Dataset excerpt
******************************

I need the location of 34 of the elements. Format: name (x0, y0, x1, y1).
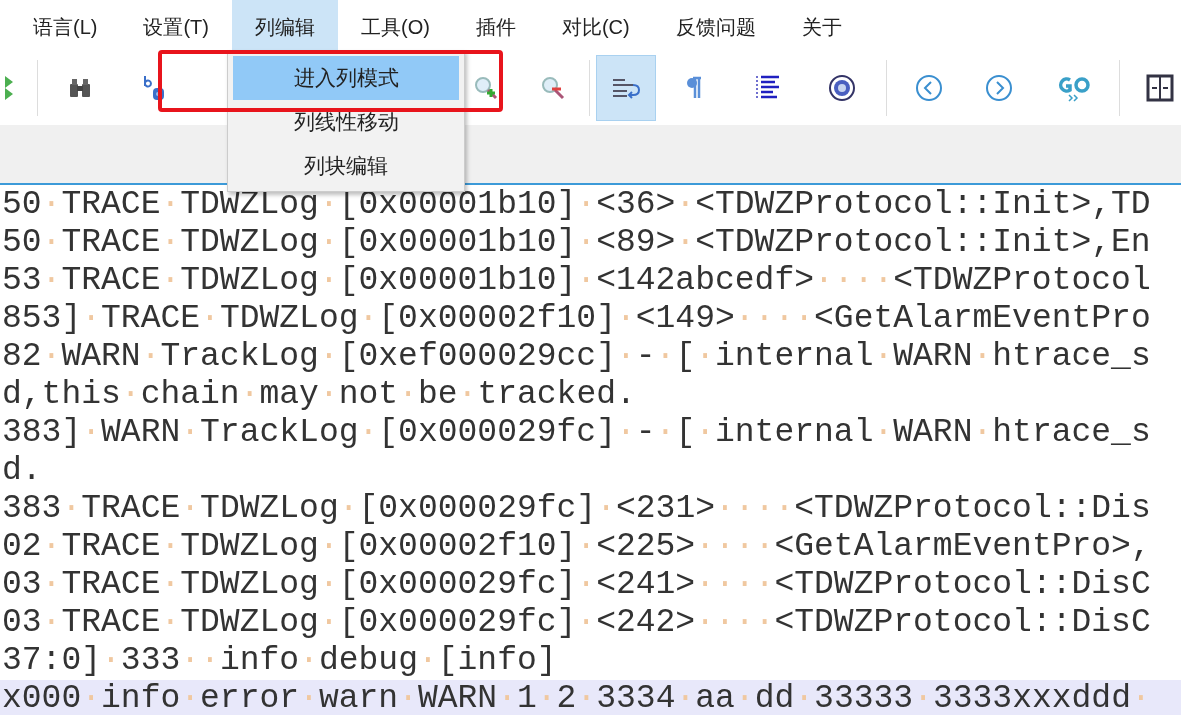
editor-line: 03·TRACE·TDWZLog·[0x000029fc]·<241>····<TDWZProtocol::DisC (1, 566, 1152, 604)
editor-line: 53·TRACE·TDWZLog·[0x00001b10]·<142abcedf>····<TDWZProtocol (1, 262, 1152, 300)
editor-line: d,this·chain·may·not·be·tracked. (1, 376, 637, 414)
editor-line: 03·TRACE·TDWZLog·[0x000029fc]·<242>····<TDWZProtocol::DisC (1, 604, 1152, 642)
editor-line: 50·TRACE·TDWZLog·[0x00001b10]·<89>·<TDWZProtocol::Init>,En (1, 224, 1152, 262)
back-circle-icon (915, 73, 943, 102)
zoom-out-icon (540, 74, 566, 101)
menu-item[interactable]: 设置(T) (120, 0, 232, 50)
menu-item[interactable]: 语言(L) (10, 0, 121, 50)
zoom-in-icon (473, 74, 499, 101)
editor-line: 02·TRACE·TDWZLog·[0x00002f10]·<225>····<GetAlarmEventPro>, (1, 528, 1152, 566)
menu-item[interactable]: 工具(O) (338, 0, 453, 50)
binoculars-icon (69, 77, 91, 98)
menu-item[interactable]: 列编辑 (232, 0, 338, 50)
editor-line: 37:0]·333··info·debug·[info] (1, 642, 558, 680)
editor-line: 383]·WARN·TrackLog·[0x000029fc]·-·[·internal·WARN·htrace_s (1, 414, 1152, 452)
word-wrap-icon (611, 76, 641, 99)
menu-option[interactable]: 列线性移动 (233, 100, 459, 144)
editor-line: 82·WARN·TrackLog·[0xef000029cc]·-·[·internal·WARN·htrace_s (1, 338, 1152, 376)
target-icon (828, 73, 856, 102)
editor-line: 383·TRACE·TDWZLog·[0x000029fc]·<231>····<TDWZProtocol::Dis (1, 490, 1152, 528)
menu-item[interactable]: 对比(C) (538, 0, 653, 50)
menu-item[interactable]: 反馈问题 (652, 0, 779, 50)
editor-line: d. (1, 452, 43, 490)
menu-item[interactable]: 关于 (778, 0, 865, 50)
word-wrap-button[interactable] (596, 54, 656, 121)
column-frame-icon (1146, 73, 1174, 102)
editor-line: 50·TRACE·TDWZLog·[0x00001b10]·<36>·<TDWZProtocol::Init>,TD (1, 186, 1152, 224)
menu-option[interactable]: 列块编辑 (233, 144, 459, 188)
pilcrow-icon (686, 75, 702, 100)
menu-item[interactable]: 插件 (452, 0, 539, 50)
menu-option[interactable]: 进入列模式 (233, 56, 459, 100)
forward-circle-icon (985, 73, 1013, 102)
editor-line: 853]·TRACE·TDWZLog·[0x00002f10]·<149>····<GetAlarmEventPro (1, 300, 1152, 338)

******************************

Collect every line in the dataset excerpt above that contains the string "interactable".

Solution for this exercise:
menu-item[interactable]: 设置(T) (120, 0, 232, 50)
menu-item[interactable]: 语言(L) (10, 0, 121, 50)
menu-item[interactable]: 工具(O) (338, 0, 453, 50)
menu-item[interactable]: 列编辑 (232, 0, 338, 50)
menu-option[interactable]: 列线性移动 (233, 100, 459, 144)
menu-item[interactable]: 对比(C) (538, 0, 653, 50)
menu-item[interactable]: 反馈问题 (652, 0, 779, 50)
menu-item[interactable]: 关于 (778, 0, 865, 50)
word-wrap-button[interactable] (596, 54, 656, 121)
menu-option[interactable]: 列块编辑 (233, 144, 459, 188)
menu-item[interactable]: 插件 (452, 0, 539, 50)
menu-option[interactable]: 进入列模式 (233, 56, 459, 100)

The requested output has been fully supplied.